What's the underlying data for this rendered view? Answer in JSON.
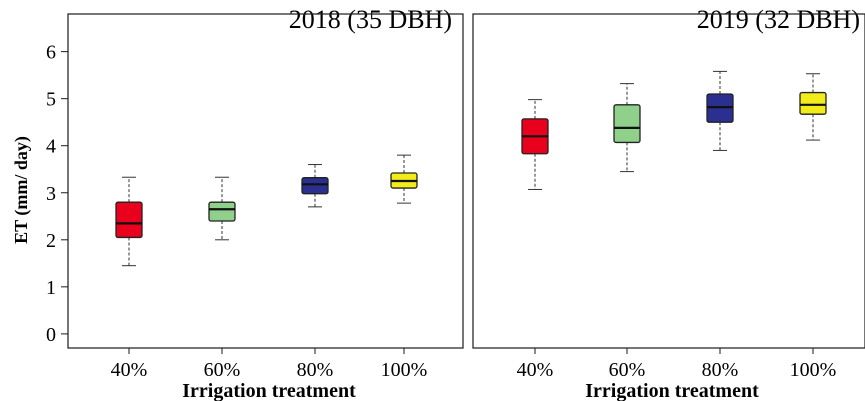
{
  "chart_data": [
    {
      "type": "box",
      "title": "2018 (35 DBH)",
      "xlabel": "Irrigation treatment",
      "ylabel": "ET (mm/ day)",
      "ylim": [
        -0.3,
        6.8
      ],
      "yticks": [
        "0",
        "1",
        "2",
        "3",
        "4",
        "5",
        "6"
      ],
      "categories": [
        "40%",
        "60%",
        "80%",
        "100%"
      ],
      "boxes": [
        {
          "category": "40%",
          "color": "#e8001c",
          "min": 1.45,
          "q1": 2.05,
          "median": 2.35,
          "q3": 2.8,
          "max": 3.33
        },
        {
          "category": "60%",
          "color": "#8fd18a",
          "min": 2.0,
          "q1": 2.4,
          "median": 2.65,
          "q3": 2.8,
          "max": 3.33
        },
        {
          "category": "80%",
          "color": "#2b2f8f",
          "min": 2.7,
          "q1": 2.98,
          "median": 3.18,
          "q3": 3.32,
          "max": 3.6
        },
        {
          "category": "100%",
          "color": "#f2ec18",
          "min": 2.78,
          "q1": 3.1,
          "median": 3.25,
          "q3": 3.42,
          "max": 3.8
        }
      ]
    },
    {
      "type": "box",
      "title": "2019 (32 DBH)",
      "xlabel": "Irrigation treatment",
      "ylabel": "",
      "ylim": [
        -0.3,
        6.8
      ],
      "categories": [
        "40%",
        "60%",
        "80%",
        "100%"
      ],
      "boxes": [
        {
          "category": "40%",
          "color": "#e8001c",
          "min": 3.07,
          "q1": 3.83,
          "median": 4.2,
          "q3": 4.57,
          "max": 4.98
        },
        {
          "category": "60%",
          "color": "#8fd18a",
          "min": 3.45,
          "q1": 4.07,
          "median": 4.38,
          "q3": 4.87,
          "max": 5.32
        },
        {
          "category": "80%",
          "color": "#2b2f8f",
          "min": 3.9,
          "q1": 4.5,
          "median": 4.82,
          "q3": 5.1,
          "max": 5.58
        },
        {
          "category": "100%",
          "color": "#f2ec18",
          "min": 4.12,
          "q1": 4.67,
          "median": 4.87,
          "q3": 5.13,
          "max": 5.53
        }
      ]
    }
  ]
}
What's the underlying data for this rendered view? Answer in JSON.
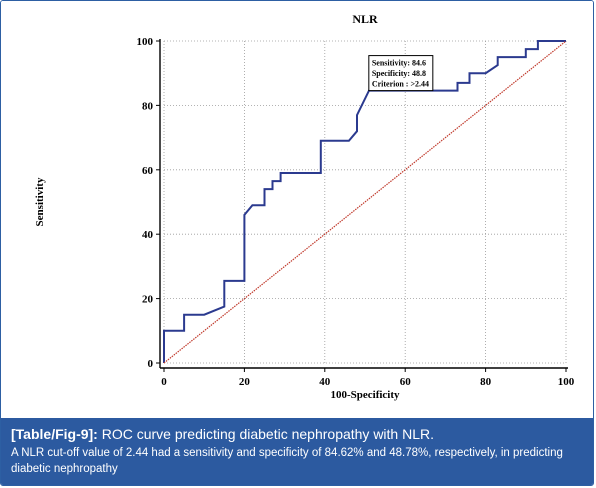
{
  "chart_data": {
    "type": "line",
    "title": "NLR",
    "xlabel": "100-Specificity",
    "ylabel": "Sensitivity",
    "xlim": [
      0,
      100
    ],
    "ylim": [
      0,
      100
    ],
    "xticks": [
      "0",
      "20",
      "40",
      "60",
      "80",
      "100"
    ],
    "yticks": [
      "0",
      "20",
      "40",
      "60",
      "80",
      "100"
    ],
    "grid": true,
    "series": [
      {
        "color": "#2b3a8f",
        "x": [
          0,
          0,
          5,
          5,
          10,
          15,
          15,
          20,
          20,
          22,
          24,
          25,
          25,
          27,
          27,
          29,
          29,
          39,
          39,
          46,
          48,
          48,
          51,
          51,
          73,
          73,
          76,
          76,
          80,
          83,
          83,
          90,
          90,
          93,
          93,
          100
        ],
        "y": [
          0,
          10,
          10,
          15,
          15,
          17.5,
          25.5,
          25.5,
          46,
          49,
          49,
          49,
          54,
          54,
          56.5,
          56.5,
          59,
          59,
          69,
          69,
          72,
          77,
          84.6,
          84.6,
          84.6,
          87,
          87,
          90,
          90,
          92.5,
          95,
          95,
          97.5,
          97.5,
          100,
          100
        ]
      },
      {
        "color": "#c0392b",
        "style": "dotted",
        "x": [
          0,
          100
        ],
        "y": [
          0,
          100
        ]
      }
    ],
    "annotation": {
      "lines": [
        "Sensitivity: 84.6",
        "Specificity: 48.8",
        "Criterion : >2.44"
      ],
      "point": [
        51.2,
        84.6
      ]
    }
  },
  "caption": {
    "tag": "[Table/Fig-9]:",
    "title": " ROC curve predicting diabetic nephropathy with NLR.",
    "text": "A NLR cut-off value of 2.44 had a sensitivity and specificity of 84.62% and 48.78%, respectively, in predicting diabetic nephropathy"
  }
}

- - -

▸ **INSTRUCTIONS FOR THE TASK**
Quote each line of the listing exactly, but leave the pictures out.

▸ **REPLY TO THE EXERCISE**
What's the underlying data for this rendered view? Answer in JSON.
{
  "chart_data": [
    {
      "type": "box",
      "title": "2018 (35 DBH)",
      "xlabel": "Irrigation treatment",
      "ylabel": "ET (mm/ day)",
      "ylim": [
        -0.3,
        6.8
      ],
      "yticks": [
        "0",
        "1",
        "2",
        "3",
        "4",
        "5",
        "6"
      ],
      "categories": [
        "40%",
        "60%",
        "80%",
        "100%"
      ],
      "boxes": [
        {
          "category": "40%",
          "color": "#e8001c",
          "min": 1.45,
          "q1": 2.05,
          "median": 2.35,
          "q3": 2.8,
          "max": 3.33
        },
        {
          "category": "60%",
          "color": "#8fd18a",
          "min": 2.0,
          "q1": 2.4,
          "median": 2.65,
          "q3": 2.8,
          "max": 3.33
        },
        {
          "category": "80%",
          "color": "#2b2f8f",
          "min": 2.7,
          "q1": 2.98,
          "median": 3.18,
          "q3": 3.32,
          "max": 3.6
        },
        {
          "category": "100%",
          "color": "#f2ec18",
          "min": 2.78,
          "q1": 3.1,
          "median": 3.25,
          "q3": 3.42,
          "max": 3.8
        }
      ]
    },
    {
      "type": "box",
      "title": "2019 (32 DBH)",
      "xlabel": "Irrigation treatment",
      "ylabel": "",
      "ylim": [
        -0.3,
        6.8
      ],
      "categories": [
        "40%",
        "60%",
        "80%",
        "100%"
      ],
      "boxes": [
        {
          "category": "40%",
          "color": "#e8001c",
          "min": 3.07,
          "q1": 3.83,
          "median": 4.2,
          "q3": 4.57,
          "max": 4.98
        },
        {
          "category": "60%",
          "color": "#8fd18a",
          "min": 3.45,
          "q1": 4.07,
          "median": 4.38,
          "q3": 4.87,
          "max": 5.32
        },
        {
          "category": "80%",
          "color": "#2b2f8f",
          "min": 3.9,
          "q1": 4.5,
          "median": 4.82,
          "q3": 5.1,
          "max": 5.58
        },
        {
          "category": "100%",
          "color": "#f2ec18",
          "min": 4.12,
          "q1": 4.67,
          "median": 4.87,
          "q3": 5.13,
          "max": 5.53
        }
      ]
    }
  ]
}
What's the underlying data for this rendered view? Answer in JSON.
{
  "chart_data": {
    "type": "line",
    "title": "NLR",
    "xlabel": "100-Specificity",
    "ylabel": "Sensitivity",
    "xlim": [
      0,
      100
    ],
    "ylim": [
      0,
      100
    ],
    "xticks": [
      "0",
      "20",
      "40",
      "60",
      "80",
      "100"
    ],
    "yticks": [
      "0",
      "20",
      "40",
      "60",
      "80",
      "100"
    ],
    "grid": true,
    "series": [
      {
        "color": "#2b3a8f",
        "x": [
          0,
          0,
          5,
          5,
          10,
          15,
          15,
          20,
          20,
          22,
          24,
          25,
          25,
          27,
          27,
          29,
          29,
          39,
          39,
          46,
          48,
          48,
          51,
          51,
          73,
          73,
          76,
          76,
          80,
          83,
          83,
          90,
          90,
          93,
          93,
          100
        ],
        "y": [
          0,
          10,
          10,
          15,
          15,
          17.5,
          25.5,
          25.5,
          46,
          49,
          49,
          49,
          54,
          54,
          56.5,
          56.5,
          59,
          59,
          69,
          69,
          72,
          77,
          84.6,
          84.6,
          84.6,
          87,
          87,
          90,
          90,
          92.5,
          95,
          95,
          97.5,
          97.5,
          100,
          100
        ]
      },
      {
        "color": "#c0392b",
        "style": "dotted",
        "x": [
          0,
          100
        ],
        "y": [
          0,
          100
        ]
      }
    ],
    "annotation": {
      "lines": [
        "Sensitivity: 84.6",
        "Specificity: 48.8",
        "Criterion : >2.44"
      ],
      "point": [
        51.2,
        84.6
      ]
    }
  },
  "caption": {
    "tag": "[Table/Fig-9]:",
    "title": " ROC curve predicting diabetic nephropathy with NLR.",
    "text": "A NLR cut-off value of 2.44 had a sensitivity and specificity of 84.62% and 48.78%, respectively, in predicting diabetic nephropathy"
  }
}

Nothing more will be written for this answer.